→ AVAILABLE RECORDS
____
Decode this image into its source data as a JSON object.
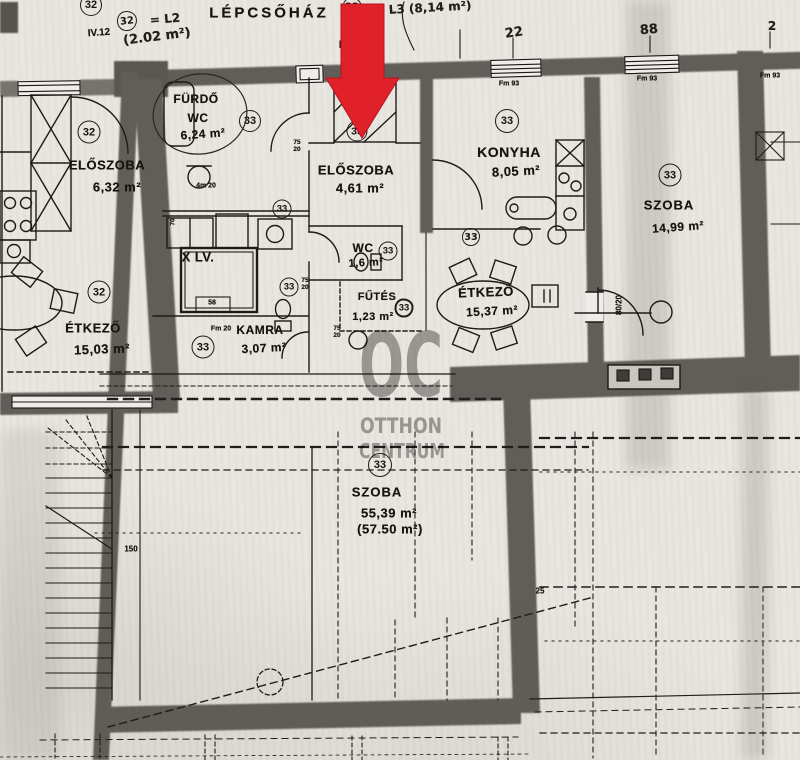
{
  "colors": {
    "arrow_red": "#e0212a",
    "watermark_gray": "#989896",
    "paper": "#e9e6e1",
    "wall_gray": "#53504b"
  },
  "watermark": {
    "logo": "OC",
    "line1": "OTTHON",
    "line2": "CENTRUM"
  },
  "header": {
    "stairwell_label": "LÉPCSŐHÁZ",
    "apartment_left_no": "IV.12",
    "apartment_mid_no": "IV.1",
    "note_left_unit": "32",
    "note_left_eq": "= L2",
    "note_left_area": "(2.02 m²)",
    "note_right_unit": "32",
    "note_right_eq": "= L3 (8,14 m²)",
    "dim_top_a": "22",
    "dim_top_b": "88",
    "dim_top_c": "2",
    "wall_mark": "Fm 93"
  },
  "rooms": {
    "eloszoba_left": {
      "name": "ELŐSZOBA",
      "area": "6,32 m²",
      "unit": "32"
    },
    "furdo": {
      "name": "FÜRDŐ",
      "name2": "WC",
      "area": "6,24 m²",
      "unit": "33"
    },
    "eloszoba_mid": {
      "name": "ELŐSZOBA",
      "area": "4,61 m²",
      "unit": "33"
    },
    "konyha": {
      "name": "KONYHA",
      "area": "8,05 m²",
      "unit": "33"
    },
    "szoba_right": {
      "name": "SZOBA",
      "area": "14,99 m²",
      "unit": "33"
    },
    "wc": {
      "name": "WC",
      "area": "1,6 m²",
      "unit": "33"
    },
    "futes": {
      "name": "FŰTÉS",
      "area": "1,23 m²",
      "unit": "33"
    },
    "etkezo_mid": {
      "name": "ÉTKEZŐ",
      "area": "15,37 m²",
      "unit": "33"
    },
    "kamra": {
      "name": "KAMRA",
      "area": "3,07 m²",
      "unit": "33"
    },
    "etkezo_left": {
      "name": "ÉTKEZŐ",
      "area": "15,03 m²",
      "unit": "32"
    },
    "szoba_attic": {
      "name": "SZOBA",
      "area": "55,39 m²",
      "area_alt": "(57.50 m²)",
      "unit": "33"
    },
    "lift": {
      "name": "X LV."
    }
  },
  "extra_units": {
    "top_left": "32",
    "bath_upper": "33",
    "bath_lower": "33"
  },
  "small_dims": {
    "fm20": "Fm 20",
    "sink": "4m 20",
    "d75_20": "75\n20",
    "d80_20": "80/20",
    "d150": "150",
    "d25": "25",
    "d58": "58",
    "d70": "70"
  }
}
____
→ EXERCISE GOAL
Write out the records above exactly as they appear, leaving out any pictures.

→ ANSWER FOR THIS EXERCISE
Decode this image into its source data as a JSON object.
{
  "colors": {
    "arrow_red": "#e0212a",
    "watermark_gray": "#989896",
    "paper": "#e9e6e1",
    "wall_gray": "#53504b"
  },
  "watermark": {
    "logo": "OC",
    "line1": "OTTHON",
    "line2": "CENTRUM"
  },
  "header": {
    "stairwell_label": "LÉPCSŐHÁZ",
    "apartment_left_no": "IV.12",
    "apartment_mid_no": "IV.1",
    "note_left_unit": "32",
    "note_left_eq": "= L2",
    "note_left_area": "(2.02 m²)",
    "note_right_unit": "32",
    "note_right_eq": "= L3 (8,14 m²)",
    "dim_top_a": "22",
    "dim_top_b": "88",
    "dim_top_c": "2",
    "wall_mark": "Fm 93"
  },
  "rooms": {
    "eloszoba_left": {
      "name": "ELŐSZOBA",
      "area": "6,32 m²",
      "unit": "32"
    },
    "furdo": {
      "name": "FÜRDŐ",
      "name2": "WC",
      "area": "6,24 m²",
      "unit": "33"
    },
    "eloszoba_mid": {
      "name": "ELŐSZOBA",
      "area": "4,61 m²",
      "unit": "33"
    },
    "konyha": {
      "name": "KONYHA",
      "area": "8,05 m²",
      "unit": "33"
    },
    "szoba_right": {
      "name": "SZOBA",
      "area": "14,99 m²",
      "unit": "33"
    },
    "wc": {
      "name": "WC",
      "area": "1,6 m²",
      "unit": "33"
    },
    "futes": {
      "name": "FŰTÉS",
      "area": "1,23 m²",
      "unit": "33"
    },
    "etkezo_mid": {
      "name": "ÉTKEZŐ",
      "area": "15,37 m²",
      "unit": "33"
    },
    "kamra": {
      "name": "KAMRA",
      "area": "3,07 m²",
      "unit": "33"
    },
    "etkezo_left": {
      "name": "ÉTKEZŐ",
      "area": "15,03 m²",
      "unit": "32"
    },
    "szoba_attic": {
      "name": "SZOBA",
      "area": "55,39 m²",
      "area_alt": "(57.50 m²)",
      "unit": "33"
    },
    "lift": {
      "name": "X LV."
    }
  },
  "extra_units": {
    "top_left": "32",
    "bath_upper": "33",
    "bath_lower": "33"
  },
  "small_dims": {
    "fm20": "Fm 20",
    "sink": "4m 20",
    "d75_20": "75\n20",
    "d80_20": "80/20",
    "d150": "150",
    "d25": "25",
    "d58": "58",
    "d70": "70"
  }
}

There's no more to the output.